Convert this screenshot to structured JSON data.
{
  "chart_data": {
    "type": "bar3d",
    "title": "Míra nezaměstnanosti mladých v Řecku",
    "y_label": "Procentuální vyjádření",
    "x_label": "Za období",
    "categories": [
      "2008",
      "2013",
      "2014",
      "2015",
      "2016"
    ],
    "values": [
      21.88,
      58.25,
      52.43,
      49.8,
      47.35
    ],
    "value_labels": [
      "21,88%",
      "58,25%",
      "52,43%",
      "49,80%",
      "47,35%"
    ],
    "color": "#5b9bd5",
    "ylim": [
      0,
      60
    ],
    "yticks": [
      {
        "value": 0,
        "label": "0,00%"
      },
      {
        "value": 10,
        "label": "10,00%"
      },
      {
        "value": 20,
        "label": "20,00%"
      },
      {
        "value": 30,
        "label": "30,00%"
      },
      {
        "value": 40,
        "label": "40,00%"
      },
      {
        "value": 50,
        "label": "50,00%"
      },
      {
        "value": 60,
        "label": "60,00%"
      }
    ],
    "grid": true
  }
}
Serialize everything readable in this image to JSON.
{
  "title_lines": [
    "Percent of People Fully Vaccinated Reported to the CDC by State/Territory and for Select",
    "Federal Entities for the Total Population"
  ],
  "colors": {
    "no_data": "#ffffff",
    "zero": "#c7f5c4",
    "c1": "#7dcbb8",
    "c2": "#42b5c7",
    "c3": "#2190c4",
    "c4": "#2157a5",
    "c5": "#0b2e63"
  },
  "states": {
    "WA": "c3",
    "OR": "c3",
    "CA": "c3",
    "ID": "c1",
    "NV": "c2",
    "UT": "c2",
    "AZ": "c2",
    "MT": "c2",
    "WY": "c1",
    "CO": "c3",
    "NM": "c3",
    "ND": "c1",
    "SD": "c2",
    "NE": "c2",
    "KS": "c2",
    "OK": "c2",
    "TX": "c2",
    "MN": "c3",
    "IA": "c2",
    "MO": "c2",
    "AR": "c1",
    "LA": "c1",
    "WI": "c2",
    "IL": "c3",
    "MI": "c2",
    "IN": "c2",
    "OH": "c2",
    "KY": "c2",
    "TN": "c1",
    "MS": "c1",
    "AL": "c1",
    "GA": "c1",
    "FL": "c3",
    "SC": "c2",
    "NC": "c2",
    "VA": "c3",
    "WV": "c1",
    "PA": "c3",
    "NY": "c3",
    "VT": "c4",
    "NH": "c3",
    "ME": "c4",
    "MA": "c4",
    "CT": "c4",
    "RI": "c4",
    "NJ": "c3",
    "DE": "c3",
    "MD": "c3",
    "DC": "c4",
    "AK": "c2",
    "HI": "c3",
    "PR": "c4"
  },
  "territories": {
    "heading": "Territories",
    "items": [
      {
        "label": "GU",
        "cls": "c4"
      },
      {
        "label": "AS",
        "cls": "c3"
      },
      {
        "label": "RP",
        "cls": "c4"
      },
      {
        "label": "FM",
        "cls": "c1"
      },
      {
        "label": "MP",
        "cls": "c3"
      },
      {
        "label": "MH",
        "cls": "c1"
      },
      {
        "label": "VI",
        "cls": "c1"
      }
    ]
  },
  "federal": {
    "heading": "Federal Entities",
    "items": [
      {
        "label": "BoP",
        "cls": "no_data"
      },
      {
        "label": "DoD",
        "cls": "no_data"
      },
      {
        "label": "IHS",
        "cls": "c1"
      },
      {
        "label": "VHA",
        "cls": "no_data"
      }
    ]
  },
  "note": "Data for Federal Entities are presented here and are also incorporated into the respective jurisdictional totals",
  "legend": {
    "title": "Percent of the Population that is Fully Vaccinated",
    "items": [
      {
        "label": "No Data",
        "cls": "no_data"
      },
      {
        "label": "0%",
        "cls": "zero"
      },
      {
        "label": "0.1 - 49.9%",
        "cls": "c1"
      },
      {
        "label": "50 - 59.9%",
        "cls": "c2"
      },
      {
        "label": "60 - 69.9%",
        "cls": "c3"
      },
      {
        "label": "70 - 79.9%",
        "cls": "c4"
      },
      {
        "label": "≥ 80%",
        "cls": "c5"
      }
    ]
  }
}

++++++++

**Direction**
Copy out all of the lines above exactly.

**Finished exercise**
Convert this screenshot to structured JSON data.
{
  "chart_data": {
    "type": "bar3d",
    "title": "Míra nezaměstnanosti mladých v Řecku",
    "y_label": "Procentuální vyjádření",
    "x_label": "Za období",
    "categories": [
      "2008",
      "2013",
      "2014",
      "2015",
      "2016"
    ],
    "values": [
      21.88,
      58.25,
      52.43,
      49.8,
      47.35
    ],
    "value_labels": [
      "21,88%",
      "58,25%",
      "52,43%",
      "49,80%",
      "47,35%"
    ],
    "color": "#5b9bd5",
    "ylim": [
      0,
      60
    ],
    "yticks": [
      {
        "value": 0,
        "label": "0,00%"
      },
      {
        "value": 10,
        "label": "10,00%"
      },
      {
        "value": 20,
        "label": "20,00%"
      },
      {
        "value": 30,
        "label": "30,00%"
      },
      {
        "value": 40,
        "label": "40,00%"
      },
      {
        "value": 50,
        "label": "50,00%"
      },
      {
        "value": 60,
        "label": "60,00%"
      }
    ],
    "grid": true
  }
}
Serialize everything readable in this image to JSON.
{
  "title_lines": [
    "Percent of People Fully Vaccinated Reported to the CDC by State/Territory and for Select",
    "Federal Entities for the Total Population"
  ],
  "colors": {
    "no_data": "#ffffff",
    "zero": "#c7f5c4",
    "c1": "#7dcbb8",
    "c2": "#42b5c7",
    "c3": "#2190c4",
    "c4": "#2157a5",
    "c5": "#0b2e63"
  },
  "states": {
    "WA": "c3",
    "OR": "c3",
    "CA": "c3",
    "ID": "c1",
    "NV": "c2",
    "UT": "c2",
    "AZ": "c2",
    "MT": "c2",
    "WY": "c1",
    "CO": "c3",
    "NM": "c3",
    "ND": "c1",
    "SD": "c2",
    "NE": "c2",
    "KS": "c2",
    "OK": "c2",
    "TX": "c2",
    "MN": "c3",
    "IA": "c2",
    "MO": "c2",
    "AR": "c1",
    "LA": "c1",
    "WI": "c2",
    "IL": "c3",
    "MI": "c2",
    "IN": "c2",
    "OH": "c2",
    "KY": "c2",
    "TN": "c1",
    "MS": "c1",
    "AL": "c1",
    "GA": "c1",
    "FL": "c3",
    "SC": "c2",
    "NC": "c2",
    "VA": "c3",
    "WV": "c1",
    "PA": "c3",
    "NY": "c3",
    "VT": "c4",
    "NH": "c3",
    "ME": "c4",
    "MA": "c4",
    "CT": "c4",
    "RI": "c4",
    "NJ": "c3",
    "DE": "c3",
    "MD": "c3",
    "DC": "c4",
    "AK": "c2",
    "HI": "c3",
    "PR": "c4"
  },
  "territories": {
    "heading": "Territories",
    "items": [
      {
        "label": "GU",
        "cls": "c4"
      },
      {
        "label": "AS",
        "cls": "c3"
      },
      {
        "label": "RP",
        "cls": "c4"
      },
      {
        "label": "FM",
        "cls": "c1"
      },
      {
        "label": "MP",
        "cls": "c3"
      },
      {
        "label": "MH",
        "cls": "c1"
      },
      {
        "label": "VI",
        "cls": "c1"
      }
    ]
  },
  "federal": {
    "heading": "Federal Entities",
    "items": [
      {
        "label": "BoP",
        "cls": "no_data"
      },
      {
        "label": "DoD",
        "cls": "no_data"
      },
      {
        "label": "IHS",
        "cls": "c1"
      },
      {
        "label": "VHA",
        "cls": "no_data"
      }
    ]
  },
  "note": "Data for Federal Entities are presented here and are also incorporated into the respective jurisdictional totals",
  "legend": {
    "title": "Percent of the Population that is Fully Vaccinated",
    "items": [
      {
        "label": "No Data",
        "cls": "no_data"
      },
      {
        "label": "0%",
        "cls": "zero"
      },
      {
        "label": "0.1 - 49.9%",
        "cls": "c1"
      },
      {
        "label": "50 - 59.9%",
        "cls": "c2"
      },
      {
        "label": "60 - 69.9%",
        "cls": "c3"
      },
      {
        "label": "70 - 79.9%",
        "cls": "c4"
      },
      {
        "label": "≥ 80%",
        "cls": "c5"
      }
    ]
  }
}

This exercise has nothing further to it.